— Begin Input for this task —
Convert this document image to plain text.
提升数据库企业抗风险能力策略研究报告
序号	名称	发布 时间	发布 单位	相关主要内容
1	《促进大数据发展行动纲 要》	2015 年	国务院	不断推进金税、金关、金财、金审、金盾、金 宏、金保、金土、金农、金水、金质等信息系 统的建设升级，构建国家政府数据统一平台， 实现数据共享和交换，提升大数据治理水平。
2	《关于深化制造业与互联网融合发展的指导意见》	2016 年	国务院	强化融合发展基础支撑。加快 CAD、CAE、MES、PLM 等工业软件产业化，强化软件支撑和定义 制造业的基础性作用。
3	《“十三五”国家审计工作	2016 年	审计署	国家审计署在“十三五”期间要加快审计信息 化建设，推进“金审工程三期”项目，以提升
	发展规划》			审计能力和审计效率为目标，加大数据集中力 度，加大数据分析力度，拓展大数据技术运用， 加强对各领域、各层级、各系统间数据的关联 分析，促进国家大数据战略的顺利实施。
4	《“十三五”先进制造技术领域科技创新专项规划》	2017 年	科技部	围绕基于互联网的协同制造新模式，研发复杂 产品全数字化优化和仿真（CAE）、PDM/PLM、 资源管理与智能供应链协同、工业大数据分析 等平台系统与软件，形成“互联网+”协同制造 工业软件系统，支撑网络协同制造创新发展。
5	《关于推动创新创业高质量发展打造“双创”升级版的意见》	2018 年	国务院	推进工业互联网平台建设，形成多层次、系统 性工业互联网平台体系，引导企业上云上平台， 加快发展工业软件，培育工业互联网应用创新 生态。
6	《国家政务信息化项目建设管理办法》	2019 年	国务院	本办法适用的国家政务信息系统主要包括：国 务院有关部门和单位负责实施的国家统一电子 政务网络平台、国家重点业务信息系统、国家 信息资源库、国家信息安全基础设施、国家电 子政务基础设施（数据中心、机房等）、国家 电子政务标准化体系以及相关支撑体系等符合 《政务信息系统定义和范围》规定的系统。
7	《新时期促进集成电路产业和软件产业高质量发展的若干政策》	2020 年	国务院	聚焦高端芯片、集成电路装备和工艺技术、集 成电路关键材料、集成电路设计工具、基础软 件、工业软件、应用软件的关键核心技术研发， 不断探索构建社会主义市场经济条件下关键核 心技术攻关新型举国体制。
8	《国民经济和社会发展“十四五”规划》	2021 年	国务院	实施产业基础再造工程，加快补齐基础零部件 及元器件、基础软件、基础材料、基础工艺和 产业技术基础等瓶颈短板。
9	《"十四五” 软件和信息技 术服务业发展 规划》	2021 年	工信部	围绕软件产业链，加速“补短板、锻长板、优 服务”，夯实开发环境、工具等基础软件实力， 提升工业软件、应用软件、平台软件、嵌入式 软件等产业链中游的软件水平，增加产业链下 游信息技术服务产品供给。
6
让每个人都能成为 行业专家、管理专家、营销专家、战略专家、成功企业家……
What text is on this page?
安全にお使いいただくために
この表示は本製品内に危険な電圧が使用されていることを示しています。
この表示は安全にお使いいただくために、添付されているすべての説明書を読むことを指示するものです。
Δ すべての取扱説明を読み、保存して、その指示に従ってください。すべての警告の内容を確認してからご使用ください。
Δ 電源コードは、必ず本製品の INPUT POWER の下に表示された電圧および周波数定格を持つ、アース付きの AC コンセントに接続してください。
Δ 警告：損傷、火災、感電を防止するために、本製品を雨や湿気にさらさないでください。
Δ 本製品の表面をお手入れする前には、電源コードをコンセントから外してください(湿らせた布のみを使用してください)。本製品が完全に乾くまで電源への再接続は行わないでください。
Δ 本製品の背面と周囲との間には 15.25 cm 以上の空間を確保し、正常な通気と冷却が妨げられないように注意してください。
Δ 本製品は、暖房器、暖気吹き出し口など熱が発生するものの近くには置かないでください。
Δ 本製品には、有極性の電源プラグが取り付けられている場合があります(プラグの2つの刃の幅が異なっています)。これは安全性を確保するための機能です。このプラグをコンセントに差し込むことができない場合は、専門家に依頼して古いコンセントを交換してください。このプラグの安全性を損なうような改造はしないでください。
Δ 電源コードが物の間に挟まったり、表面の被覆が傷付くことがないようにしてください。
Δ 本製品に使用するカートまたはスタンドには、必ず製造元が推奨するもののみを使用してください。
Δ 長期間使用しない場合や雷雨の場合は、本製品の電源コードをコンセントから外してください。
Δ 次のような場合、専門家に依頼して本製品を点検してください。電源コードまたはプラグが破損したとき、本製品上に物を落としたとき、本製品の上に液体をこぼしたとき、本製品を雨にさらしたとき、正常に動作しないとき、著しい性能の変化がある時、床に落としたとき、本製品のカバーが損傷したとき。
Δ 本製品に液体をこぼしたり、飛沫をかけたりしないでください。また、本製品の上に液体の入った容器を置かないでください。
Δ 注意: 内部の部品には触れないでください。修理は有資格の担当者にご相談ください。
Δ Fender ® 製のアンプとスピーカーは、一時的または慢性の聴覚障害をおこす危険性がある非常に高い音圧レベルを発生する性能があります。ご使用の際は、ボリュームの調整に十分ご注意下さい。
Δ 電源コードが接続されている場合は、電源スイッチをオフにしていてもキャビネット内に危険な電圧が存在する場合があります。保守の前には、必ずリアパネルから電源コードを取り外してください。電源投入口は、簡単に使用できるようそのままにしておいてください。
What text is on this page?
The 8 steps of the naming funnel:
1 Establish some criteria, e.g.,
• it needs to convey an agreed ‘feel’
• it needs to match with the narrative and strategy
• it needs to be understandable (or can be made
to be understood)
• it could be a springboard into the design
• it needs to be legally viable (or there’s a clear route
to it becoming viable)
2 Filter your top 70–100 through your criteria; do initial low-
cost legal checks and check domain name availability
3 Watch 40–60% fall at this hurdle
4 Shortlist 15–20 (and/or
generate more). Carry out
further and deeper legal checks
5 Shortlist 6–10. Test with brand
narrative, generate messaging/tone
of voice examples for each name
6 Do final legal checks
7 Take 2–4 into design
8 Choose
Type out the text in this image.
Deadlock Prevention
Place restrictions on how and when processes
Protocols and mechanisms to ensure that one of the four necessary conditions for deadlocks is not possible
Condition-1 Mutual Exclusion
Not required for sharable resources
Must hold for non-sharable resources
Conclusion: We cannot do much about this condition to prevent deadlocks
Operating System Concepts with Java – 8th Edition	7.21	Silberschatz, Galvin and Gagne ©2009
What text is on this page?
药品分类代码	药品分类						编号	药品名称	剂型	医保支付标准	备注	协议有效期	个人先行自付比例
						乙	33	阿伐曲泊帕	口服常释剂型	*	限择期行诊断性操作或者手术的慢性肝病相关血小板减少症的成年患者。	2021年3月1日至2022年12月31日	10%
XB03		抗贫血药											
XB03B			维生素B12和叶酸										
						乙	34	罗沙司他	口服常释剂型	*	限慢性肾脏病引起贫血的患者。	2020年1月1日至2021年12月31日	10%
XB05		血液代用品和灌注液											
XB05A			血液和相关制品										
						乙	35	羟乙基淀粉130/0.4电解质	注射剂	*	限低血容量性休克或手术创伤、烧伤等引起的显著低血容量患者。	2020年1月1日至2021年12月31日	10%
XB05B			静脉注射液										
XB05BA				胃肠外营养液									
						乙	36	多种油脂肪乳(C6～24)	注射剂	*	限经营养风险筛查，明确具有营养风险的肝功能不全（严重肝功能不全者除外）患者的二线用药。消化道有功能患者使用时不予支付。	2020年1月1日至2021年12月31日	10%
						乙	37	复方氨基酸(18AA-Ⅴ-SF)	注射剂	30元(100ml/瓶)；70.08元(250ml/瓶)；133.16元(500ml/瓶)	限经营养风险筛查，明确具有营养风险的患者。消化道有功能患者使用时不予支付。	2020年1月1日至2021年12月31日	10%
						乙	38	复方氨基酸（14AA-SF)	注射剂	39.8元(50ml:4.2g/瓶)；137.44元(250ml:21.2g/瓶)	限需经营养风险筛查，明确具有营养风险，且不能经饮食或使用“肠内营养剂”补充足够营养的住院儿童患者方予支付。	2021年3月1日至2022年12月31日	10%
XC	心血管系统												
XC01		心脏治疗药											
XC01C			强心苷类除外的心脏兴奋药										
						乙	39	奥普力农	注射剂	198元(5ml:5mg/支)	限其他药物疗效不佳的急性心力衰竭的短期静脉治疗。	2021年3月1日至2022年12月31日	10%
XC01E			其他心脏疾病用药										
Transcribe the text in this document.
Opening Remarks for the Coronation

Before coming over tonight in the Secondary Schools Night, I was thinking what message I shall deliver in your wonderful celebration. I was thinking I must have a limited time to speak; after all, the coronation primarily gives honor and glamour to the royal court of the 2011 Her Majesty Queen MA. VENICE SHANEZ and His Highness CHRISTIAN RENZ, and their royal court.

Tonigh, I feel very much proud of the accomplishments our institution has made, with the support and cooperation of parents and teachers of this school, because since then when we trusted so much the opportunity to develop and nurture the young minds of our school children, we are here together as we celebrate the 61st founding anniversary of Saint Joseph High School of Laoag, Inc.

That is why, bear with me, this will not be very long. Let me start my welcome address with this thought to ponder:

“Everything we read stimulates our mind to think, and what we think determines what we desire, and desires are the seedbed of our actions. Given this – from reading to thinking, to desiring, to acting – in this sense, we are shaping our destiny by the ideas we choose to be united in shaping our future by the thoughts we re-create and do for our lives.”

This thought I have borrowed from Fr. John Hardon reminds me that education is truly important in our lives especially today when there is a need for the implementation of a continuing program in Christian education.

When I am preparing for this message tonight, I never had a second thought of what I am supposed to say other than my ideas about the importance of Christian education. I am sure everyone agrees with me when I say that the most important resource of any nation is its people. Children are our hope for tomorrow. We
— End Input for this task —
[Exercise objective] Your answer should be a single number: the count of lines in the data that include the word "from".

[Right answer] 2